_WHAT YOU WILL DO_: Your task is to filter the data below down to the lines holding "subtitle".

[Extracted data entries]
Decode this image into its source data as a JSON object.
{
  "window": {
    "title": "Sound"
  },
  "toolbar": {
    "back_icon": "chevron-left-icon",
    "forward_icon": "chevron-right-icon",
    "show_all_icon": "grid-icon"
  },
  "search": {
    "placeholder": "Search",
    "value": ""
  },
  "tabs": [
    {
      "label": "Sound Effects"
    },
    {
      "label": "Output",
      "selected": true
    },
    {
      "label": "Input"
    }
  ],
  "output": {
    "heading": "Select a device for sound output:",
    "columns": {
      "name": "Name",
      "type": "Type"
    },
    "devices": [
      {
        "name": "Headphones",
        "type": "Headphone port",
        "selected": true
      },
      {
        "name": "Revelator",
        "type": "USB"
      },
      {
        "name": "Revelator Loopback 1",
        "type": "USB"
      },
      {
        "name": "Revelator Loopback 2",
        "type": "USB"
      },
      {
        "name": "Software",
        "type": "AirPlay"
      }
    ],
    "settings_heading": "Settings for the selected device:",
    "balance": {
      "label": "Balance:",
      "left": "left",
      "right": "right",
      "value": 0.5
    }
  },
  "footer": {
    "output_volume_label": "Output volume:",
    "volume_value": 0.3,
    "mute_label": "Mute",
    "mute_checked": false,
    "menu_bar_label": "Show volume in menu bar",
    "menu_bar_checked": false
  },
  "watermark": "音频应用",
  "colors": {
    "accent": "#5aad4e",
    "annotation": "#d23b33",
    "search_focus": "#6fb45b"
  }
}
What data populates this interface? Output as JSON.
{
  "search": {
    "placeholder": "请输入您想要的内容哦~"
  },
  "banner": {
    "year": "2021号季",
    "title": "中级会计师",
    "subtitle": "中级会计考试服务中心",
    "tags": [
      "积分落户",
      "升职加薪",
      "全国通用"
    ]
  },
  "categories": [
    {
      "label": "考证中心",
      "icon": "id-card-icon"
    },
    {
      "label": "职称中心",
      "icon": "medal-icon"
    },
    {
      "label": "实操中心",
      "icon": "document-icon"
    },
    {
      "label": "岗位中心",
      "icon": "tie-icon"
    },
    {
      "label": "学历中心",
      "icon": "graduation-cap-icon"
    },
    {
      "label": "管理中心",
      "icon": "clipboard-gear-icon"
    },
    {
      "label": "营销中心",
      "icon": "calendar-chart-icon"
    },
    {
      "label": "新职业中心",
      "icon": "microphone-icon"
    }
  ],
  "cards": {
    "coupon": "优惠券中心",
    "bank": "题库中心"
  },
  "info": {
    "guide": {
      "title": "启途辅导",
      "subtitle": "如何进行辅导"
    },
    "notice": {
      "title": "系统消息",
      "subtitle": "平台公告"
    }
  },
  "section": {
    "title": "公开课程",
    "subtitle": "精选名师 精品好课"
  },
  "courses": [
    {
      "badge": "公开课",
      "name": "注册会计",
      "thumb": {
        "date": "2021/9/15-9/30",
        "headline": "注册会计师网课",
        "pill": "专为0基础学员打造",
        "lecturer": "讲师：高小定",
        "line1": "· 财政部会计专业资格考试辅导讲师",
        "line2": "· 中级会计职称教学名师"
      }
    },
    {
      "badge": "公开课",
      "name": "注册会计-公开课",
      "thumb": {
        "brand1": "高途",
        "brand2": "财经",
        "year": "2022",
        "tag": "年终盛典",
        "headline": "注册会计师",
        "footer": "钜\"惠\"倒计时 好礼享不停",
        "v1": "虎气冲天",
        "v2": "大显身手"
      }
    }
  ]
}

_SOLUTION TO THIS EXERCISE_:
    "subtitle": "中级会计考试服务中心",
      "subtitle": "如何进行辅导"
      "subtitle": "平台公告"
    "subtitle": "精选名师 精品好课"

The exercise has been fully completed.